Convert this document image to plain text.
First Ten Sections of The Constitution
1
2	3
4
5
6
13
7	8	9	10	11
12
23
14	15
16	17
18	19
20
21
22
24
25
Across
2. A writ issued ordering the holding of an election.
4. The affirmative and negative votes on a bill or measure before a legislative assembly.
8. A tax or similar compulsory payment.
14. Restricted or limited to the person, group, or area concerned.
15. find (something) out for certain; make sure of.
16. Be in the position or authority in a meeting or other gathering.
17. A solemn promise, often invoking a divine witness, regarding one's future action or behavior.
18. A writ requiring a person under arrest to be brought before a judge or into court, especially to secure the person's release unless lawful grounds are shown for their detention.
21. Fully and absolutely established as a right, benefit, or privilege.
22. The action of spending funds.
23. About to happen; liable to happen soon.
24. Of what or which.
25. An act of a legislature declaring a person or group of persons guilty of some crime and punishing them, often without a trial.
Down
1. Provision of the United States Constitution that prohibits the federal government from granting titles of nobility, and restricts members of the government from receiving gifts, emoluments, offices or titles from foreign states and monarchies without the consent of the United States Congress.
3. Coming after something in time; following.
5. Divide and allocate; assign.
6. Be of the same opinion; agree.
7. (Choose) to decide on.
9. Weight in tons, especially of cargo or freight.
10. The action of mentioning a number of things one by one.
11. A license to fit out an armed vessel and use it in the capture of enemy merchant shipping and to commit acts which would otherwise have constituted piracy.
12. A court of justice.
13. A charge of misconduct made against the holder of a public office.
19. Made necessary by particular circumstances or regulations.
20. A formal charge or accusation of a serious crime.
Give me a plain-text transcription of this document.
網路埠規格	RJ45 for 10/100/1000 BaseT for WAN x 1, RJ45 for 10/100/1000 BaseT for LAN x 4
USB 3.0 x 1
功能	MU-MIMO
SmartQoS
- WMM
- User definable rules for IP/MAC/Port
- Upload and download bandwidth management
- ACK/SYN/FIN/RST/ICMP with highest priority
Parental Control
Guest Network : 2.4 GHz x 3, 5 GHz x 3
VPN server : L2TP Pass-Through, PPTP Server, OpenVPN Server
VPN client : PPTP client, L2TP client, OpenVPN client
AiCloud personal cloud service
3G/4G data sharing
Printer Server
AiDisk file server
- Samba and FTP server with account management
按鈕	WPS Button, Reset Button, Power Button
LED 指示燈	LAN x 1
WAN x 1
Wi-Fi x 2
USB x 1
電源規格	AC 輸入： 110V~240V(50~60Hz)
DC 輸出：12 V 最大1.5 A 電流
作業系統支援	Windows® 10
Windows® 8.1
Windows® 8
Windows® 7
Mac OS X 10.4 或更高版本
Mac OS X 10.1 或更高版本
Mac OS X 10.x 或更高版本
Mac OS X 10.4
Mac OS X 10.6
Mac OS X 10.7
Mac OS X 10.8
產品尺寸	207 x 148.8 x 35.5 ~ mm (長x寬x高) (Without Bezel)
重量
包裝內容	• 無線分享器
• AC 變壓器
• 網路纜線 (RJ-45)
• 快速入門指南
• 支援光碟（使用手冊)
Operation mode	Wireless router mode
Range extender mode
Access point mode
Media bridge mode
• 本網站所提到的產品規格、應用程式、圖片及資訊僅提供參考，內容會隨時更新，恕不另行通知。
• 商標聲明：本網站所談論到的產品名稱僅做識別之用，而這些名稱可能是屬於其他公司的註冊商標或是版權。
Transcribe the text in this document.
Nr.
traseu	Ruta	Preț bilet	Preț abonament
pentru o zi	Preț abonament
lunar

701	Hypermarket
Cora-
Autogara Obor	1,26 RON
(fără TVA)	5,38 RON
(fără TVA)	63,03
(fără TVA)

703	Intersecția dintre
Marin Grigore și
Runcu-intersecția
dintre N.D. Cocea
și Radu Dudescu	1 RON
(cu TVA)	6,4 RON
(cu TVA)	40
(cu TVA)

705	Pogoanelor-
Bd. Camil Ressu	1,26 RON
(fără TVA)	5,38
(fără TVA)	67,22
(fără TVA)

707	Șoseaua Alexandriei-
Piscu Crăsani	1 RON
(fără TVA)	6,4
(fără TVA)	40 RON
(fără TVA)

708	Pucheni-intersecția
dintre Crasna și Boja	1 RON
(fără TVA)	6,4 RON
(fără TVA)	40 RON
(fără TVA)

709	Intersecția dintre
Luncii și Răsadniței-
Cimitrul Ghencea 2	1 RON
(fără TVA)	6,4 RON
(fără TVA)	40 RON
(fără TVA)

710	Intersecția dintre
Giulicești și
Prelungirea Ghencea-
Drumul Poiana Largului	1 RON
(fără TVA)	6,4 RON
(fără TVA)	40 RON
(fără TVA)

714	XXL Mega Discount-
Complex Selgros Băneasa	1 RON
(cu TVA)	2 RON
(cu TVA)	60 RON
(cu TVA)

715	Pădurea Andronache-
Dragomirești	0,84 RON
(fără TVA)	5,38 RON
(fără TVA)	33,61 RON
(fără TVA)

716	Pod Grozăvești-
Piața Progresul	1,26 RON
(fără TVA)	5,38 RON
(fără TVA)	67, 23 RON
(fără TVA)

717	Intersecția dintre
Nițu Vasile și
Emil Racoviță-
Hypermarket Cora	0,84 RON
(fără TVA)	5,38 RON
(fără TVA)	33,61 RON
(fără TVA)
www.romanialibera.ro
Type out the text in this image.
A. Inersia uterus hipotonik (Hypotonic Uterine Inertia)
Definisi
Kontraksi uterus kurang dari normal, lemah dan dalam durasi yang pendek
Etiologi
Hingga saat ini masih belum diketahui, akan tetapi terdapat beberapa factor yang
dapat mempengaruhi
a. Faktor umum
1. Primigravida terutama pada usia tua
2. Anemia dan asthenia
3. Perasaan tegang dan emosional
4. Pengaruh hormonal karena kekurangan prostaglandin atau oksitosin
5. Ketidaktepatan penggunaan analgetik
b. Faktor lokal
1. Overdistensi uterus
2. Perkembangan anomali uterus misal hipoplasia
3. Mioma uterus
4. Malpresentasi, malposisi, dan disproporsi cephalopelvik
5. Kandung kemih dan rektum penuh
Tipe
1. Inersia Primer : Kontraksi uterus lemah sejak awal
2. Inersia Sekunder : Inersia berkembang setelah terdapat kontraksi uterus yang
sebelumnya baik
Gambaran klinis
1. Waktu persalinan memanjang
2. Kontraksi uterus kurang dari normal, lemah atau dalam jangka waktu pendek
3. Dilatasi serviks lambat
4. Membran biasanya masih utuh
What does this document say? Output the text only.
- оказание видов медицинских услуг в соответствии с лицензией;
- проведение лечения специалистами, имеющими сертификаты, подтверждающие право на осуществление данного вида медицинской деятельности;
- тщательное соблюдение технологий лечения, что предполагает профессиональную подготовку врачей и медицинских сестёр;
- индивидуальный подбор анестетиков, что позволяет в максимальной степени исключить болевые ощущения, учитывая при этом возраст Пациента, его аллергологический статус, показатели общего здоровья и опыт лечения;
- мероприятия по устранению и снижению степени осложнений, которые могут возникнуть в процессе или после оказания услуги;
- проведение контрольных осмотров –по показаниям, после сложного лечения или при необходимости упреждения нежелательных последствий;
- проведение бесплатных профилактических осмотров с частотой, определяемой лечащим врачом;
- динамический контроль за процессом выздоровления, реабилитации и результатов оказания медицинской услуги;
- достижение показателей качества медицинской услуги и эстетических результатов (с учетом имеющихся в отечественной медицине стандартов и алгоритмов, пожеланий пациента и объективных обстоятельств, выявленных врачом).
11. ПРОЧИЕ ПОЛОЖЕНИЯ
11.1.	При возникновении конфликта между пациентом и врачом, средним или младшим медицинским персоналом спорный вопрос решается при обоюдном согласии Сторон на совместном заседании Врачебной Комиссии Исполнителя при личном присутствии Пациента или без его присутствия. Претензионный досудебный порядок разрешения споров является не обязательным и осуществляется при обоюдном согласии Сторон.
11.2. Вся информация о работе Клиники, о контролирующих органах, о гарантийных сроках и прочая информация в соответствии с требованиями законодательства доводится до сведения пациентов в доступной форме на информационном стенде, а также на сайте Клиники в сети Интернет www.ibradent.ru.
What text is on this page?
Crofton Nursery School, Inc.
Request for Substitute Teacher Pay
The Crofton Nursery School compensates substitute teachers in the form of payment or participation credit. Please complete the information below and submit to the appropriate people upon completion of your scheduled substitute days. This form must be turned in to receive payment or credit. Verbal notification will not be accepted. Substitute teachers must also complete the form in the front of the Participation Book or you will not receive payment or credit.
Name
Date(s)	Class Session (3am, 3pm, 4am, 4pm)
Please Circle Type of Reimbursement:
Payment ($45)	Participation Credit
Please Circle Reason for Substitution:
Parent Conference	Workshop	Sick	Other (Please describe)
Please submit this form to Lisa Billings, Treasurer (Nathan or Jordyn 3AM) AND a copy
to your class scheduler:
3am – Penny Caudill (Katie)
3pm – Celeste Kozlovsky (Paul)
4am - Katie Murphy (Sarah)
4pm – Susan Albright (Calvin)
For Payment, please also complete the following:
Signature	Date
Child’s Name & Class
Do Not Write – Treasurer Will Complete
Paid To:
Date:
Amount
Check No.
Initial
============================================================
# WHAT IS ASKED
Take every line from the one containing "What text is on this page?" to the end of the listing and output it exactly, with nothing else.

# RESPONSE
What text is on this page?
Crofton Nursery School, Inc.
Request for Substitute Teacher Pay
The Crofton Nursery School compensates substitute teachers in the form of payment or participation credit. Please complete the information below and submit to the appropriate people upon completion of your scheduled substitute days. This form must be turned in to receive payment or credit. Verbal notification will not be accepted. Substitute teachers must also complete the form in the front of the Participation Book or you will not receive payment or credit.
Name
Date(s)	Class Session (3am, 3pm, 4am, 4pm)
Please Circle Type of Reimbursement:
Payment ($45)	Participation Credit
Please Circle Reason for Substitution:
Parent Conference	Workshop	Sick	Other (Please describe)
Please submit this form to Lisa Billings, Treasurer (Nathan or Jordyn 3AM) AND a copy
to your class scheduler:
3am – Penny Caudill (Katie)
3pm – Celeste Kozlovsky (Paul)
4am - Katie Murphy (Sarah)
4pm – Susan Albright (Calvin)
For Payment, please also complete the following:
Signature	Date
Child’s Name & Class
Do Not Write – Treasurer Will Complete
Paid To:
Date:
Amount
Check No.
Initial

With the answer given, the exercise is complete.